## [DO THIS]
Search the listing below for the string "name" and show each line that contains it.

##############################

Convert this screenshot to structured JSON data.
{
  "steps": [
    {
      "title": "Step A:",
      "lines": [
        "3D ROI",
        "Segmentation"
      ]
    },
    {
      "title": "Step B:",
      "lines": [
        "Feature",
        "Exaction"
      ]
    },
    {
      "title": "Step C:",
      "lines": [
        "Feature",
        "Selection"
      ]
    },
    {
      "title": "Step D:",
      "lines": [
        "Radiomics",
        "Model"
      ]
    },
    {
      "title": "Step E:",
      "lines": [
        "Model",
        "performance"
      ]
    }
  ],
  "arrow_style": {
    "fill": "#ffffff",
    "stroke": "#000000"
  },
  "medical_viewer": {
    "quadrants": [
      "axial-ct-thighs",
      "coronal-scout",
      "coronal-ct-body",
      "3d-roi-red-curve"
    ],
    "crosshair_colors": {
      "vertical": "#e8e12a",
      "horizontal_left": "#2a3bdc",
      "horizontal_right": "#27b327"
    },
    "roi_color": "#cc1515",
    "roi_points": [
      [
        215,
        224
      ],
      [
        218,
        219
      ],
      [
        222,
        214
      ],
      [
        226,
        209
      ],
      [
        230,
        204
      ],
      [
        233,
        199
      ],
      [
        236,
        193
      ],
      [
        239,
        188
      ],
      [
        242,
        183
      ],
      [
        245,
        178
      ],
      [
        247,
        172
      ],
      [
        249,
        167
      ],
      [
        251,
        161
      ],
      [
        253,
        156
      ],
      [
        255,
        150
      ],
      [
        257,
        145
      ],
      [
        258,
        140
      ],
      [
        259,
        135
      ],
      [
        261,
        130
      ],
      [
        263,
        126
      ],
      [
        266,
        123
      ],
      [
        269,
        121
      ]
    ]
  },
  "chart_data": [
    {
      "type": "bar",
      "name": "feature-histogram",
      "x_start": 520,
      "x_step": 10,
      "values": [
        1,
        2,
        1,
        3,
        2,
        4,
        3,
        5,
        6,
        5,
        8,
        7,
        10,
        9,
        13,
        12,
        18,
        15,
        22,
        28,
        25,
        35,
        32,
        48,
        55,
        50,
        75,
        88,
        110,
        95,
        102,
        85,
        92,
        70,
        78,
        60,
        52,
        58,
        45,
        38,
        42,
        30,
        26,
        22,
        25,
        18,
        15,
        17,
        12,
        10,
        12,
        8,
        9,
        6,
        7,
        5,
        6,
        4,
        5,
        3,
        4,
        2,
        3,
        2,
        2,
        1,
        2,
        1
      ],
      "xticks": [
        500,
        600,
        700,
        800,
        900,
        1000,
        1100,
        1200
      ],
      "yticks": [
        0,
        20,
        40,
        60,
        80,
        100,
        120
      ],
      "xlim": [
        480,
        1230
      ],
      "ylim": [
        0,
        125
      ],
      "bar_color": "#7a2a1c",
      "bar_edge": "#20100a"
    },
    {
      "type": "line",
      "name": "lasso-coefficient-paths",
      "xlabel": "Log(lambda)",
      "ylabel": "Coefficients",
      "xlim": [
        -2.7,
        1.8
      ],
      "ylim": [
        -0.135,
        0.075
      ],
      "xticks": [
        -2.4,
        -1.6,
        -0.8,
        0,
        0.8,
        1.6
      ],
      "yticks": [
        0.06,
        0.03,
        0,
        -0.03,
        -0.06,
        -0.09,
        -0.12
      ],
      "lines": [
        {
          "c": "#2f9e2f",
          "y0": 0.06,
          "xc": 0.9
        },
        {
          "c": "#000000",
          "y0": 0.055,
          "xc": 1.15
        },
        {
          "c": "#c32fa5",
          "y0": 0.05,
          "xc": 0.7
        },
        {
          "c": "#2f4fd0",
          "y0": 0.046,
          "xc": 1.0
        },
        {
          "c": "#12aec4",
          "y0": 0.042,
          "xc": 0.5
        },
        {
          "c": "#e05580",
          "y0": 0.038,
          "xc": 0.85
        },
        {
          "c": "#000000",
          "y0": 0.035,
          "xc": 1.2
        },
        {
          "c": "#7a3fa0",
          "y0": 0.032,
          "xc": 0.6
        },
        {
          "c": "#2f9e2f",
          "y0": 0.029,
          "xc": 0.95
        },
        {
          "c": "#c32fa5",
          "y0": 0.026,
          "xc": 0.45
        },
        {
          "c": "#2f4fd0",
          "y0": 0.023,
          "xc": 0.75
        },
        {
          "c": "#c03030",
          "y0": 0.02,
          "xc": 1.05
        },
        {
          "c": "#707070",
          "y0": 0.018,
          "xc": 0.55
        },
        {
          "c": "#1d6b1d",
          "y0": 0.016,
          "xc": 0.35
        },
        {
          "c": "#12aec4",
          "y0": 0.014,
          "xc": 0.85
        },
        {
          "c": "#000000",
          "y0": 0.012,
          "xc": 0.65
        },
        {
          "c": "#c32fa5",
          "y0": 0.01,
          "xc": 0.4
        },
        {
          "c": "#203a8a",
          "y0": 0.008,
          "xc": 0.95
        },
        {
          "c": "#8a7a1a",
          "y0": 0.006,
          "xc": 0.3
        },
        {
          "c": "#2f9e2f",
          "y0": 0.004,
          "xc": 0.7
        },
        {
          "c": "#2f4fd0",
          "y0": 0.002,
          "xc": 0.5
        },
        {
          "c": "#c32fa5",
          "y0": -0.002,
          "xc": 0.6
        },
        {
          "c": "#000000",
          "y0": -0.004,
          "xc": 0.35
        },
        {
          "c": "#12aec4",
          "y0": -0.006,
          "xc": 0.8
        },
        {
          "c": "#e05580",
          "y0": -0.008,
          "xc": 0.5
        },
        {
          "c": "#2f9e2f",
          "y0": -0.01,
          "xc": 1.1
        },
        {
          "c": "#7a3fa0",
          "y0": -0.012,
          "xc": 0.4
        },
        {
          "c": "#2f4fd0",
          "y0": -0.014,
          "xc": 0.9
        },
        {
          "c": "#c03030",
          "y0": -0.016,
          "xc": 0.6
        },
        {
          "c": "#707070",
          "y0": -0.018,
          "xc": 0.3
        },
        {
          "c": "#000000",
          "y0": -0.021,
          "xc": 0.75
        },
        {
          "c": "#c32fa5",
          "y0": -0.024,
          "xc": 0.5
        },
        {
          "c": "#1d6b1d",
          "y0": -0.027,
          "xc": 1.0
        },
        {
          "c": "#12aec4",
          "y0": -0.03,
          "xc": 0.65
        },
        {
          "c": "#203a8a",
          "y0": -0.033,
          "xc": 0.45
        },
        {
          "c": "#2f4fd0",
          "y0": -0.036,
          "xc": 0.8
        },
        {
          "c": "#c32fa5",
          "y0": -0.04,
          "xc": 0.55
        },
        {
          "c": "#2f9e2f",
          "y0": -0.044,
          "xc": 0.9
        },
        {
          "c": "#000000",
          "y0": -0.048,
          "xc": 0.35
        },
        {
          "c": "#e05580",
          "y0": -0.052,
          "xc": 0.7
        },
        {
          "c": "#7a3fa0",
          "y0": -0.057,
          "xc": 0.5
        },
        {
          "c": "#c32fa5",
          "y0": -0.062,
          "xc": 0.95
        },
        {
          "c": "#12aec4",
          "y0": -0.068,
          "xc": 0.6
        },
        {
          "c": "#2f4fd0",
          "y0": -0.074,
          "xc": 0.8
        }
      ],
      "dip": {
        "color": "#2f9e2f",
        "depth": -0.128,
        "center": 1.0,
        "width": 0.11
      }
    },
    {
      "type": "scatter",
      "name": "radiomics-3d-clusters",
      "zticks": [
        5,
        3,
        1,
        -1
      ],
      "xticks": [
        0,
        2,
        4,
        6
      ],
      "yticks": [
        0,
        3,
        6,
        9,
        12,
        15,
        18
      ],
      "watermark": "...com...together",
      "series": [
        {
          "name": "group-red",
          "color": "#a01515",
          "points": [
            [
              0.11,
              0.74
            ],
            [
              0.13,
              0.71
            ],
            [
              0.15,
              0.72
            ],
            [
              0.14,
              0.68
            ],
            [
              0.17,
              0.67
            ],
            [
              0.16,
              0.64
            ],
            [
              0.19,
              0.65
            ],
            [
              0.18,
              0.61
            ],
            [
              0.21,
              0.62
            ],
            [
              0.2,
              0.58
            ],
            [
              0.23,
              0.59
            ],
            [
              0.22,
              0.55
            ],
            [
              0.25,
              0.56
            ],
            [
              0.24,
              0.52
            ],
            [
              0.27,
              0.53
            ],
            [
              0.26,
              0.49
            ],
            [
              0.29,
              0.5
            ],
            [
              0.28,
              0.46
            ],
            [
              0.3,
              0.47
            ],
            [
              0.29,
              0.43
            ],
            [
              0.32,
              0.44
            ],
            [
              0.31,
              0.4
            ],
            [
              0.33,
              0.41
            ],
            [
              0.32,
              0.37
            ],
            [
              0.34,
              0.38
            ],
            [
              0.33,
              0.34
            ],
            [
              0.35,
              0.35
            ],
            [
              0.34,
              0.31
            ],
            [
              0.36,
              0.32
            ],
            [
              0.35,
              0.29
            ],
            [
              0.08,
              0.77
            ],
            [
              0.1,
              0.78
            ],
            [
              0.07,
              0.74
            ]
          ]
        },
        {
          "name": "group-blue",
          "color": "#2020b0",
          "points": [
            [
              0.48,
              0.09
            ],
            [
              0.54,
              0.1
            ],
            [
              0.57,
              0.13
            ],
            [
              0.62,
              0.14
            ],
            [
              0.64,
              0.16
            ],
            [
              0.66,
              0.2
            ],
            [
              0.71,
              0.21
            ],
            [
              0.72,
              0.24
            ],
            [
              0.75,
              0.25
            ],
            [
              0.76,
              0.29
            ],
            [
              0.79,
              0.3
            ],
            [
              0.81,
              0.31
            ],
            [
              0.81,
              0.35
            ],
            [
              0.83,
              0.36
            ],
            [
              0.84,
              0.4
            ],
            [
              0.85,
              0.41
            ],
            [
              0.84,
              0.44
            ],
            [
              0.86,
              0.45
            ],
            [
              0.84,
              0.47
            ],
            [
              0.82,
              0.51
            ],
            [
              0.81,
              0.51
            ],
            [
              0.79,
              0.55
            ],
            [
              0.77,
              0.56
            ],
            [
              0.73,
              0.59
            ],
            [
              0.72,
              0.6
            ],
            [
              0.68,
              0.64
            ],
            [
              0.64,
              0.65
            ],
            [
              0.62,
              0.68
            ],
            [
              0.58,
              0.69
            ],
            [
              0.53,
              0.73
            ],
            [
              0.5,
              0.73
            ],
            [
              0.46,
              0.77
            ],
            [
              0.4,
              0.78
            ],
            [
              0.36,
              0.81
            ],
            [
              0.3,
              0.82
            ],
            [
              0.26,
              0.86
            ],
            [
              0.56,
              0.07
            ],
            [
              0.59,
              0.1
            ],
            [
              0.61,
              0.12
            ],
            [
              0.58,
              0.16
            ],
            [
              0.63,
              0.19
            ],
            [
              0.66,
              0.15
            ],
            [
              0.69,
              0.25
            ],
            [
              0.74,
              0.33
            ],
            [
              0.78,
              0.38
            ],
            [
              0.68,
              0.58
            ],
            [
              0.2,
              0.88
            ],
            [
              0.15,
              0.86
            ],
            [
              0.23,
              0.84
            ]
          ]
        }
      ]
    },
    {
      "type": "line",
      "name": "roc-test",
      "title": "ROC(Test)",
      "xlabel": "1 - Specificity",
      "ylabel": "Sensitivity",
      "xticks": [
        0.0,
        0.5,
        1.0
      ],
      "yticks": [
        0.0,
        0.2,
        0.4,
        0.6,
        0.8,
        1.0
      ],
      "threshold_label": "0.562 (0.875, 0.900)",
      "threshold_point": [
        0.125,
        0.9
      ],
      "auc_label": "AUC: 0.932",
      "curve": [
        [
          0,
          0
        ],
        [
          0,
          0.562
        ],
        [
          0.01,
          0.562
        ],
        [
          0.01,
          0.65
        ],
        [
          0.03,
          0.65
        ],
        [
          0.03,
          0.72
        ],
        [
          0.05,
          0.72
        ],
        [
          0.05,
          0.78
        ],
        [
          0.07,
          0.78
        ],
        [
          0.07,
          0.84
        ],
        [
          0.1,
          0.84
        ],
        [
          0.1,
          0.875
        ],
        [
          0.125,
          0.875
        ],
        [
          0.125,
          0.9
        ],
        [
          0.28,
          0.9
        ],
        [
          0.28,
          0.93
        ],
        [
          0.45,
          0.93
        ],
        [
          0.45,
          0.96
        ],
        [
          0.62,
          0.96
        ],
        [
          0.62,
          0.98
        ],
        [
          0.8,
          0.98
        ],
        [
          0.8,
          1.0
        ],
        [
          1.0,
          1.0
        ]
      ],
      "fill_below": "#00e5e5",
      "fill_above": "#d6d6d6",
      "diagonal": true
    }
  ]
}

##############################

## [FINAL RESULT]
      "name": "feature-histogram",
      "name": "lasso-coefficient-paths",
      "name": "radiomics-3d-clusters",
          "name": "group-red",
          "name": "group-blue",
      "name": "roc-test",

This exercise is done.